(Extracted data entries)

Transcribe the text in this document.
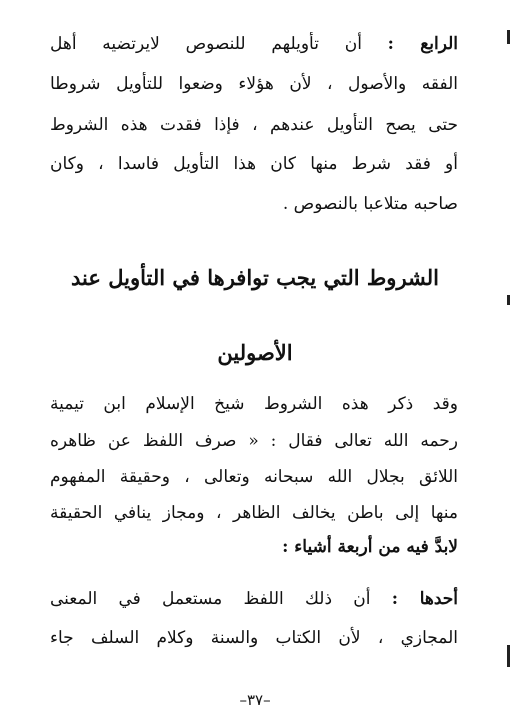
الرابع : أن تأويلهم للنصوص لايرتضيه أهل
الفقه والأصول ، لأن هؤلاء وضعوا للتأويل شروطا
حتى يصح التأويل عندهم ، فإذا فقدت هذه الشروط
أو فقد شرط منها كان هذا التأويل فاسدا ، وكان
صاحبه متلاعبا بالنصوص .
الشروط التي يجب توافرها في التأويل عند
الأصولين
وقد ذكر هذه الشروط شيخ الإسلام ابن تيمية
رحمه الله تعالى فقال : « صرف اللفظ عن ظاهره
اللائق بجلال الله سبحانه وتعالى ، وحقيقة المفهوم
منها إلى باطن يخالف الظاهر ، ومجاز ينافي الحقيقة
لابدَّ فيه من أربعة أشياء :
أحدها : أن ذلك اللفظ مستعمل في المعنى
المجازي ، لأن الكتاب والسنة وكلام السلف جاء
–٣٧–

Task » Every line of the data should be copied as it stands, without the images.

Solution »
Transcribe the text in this document.
الرابع : أن تأويلهم للنصوص لايرتضيه أهل
الفقه والأصول ، لأن هؤلاء وضعوا للتأويل شروطا
حتى يصح التأويل عندهم ، فإذا فقدت هذه الشروط
أو فقد شرط منها كان هذا التأويل فاسدا ، وكان
صاحبه متلاعبا بالنصوص .
الشروط التي يجب توافرها في التأويل عند
الأصولين
وقد ذكر هذه الشروط شيخ الإسلام ابن تيمية
رحمه الله تعالى فقال : « صرف اللفظ عن ظاهره
اللائق بجلال الله سبحانه وتعالى ، وحقيقة المفهوم
منها إلى باطن يخالف الظاهر ، ومجاز ينافي الحقيقة
لابدَّ فيه من أربعة أشياء :
أحدها : أن ذلك اللفظ مستعمل في المعنى
المجازي ، لأن الكتاب والسنة وكلام السلف جاء
–٣٧–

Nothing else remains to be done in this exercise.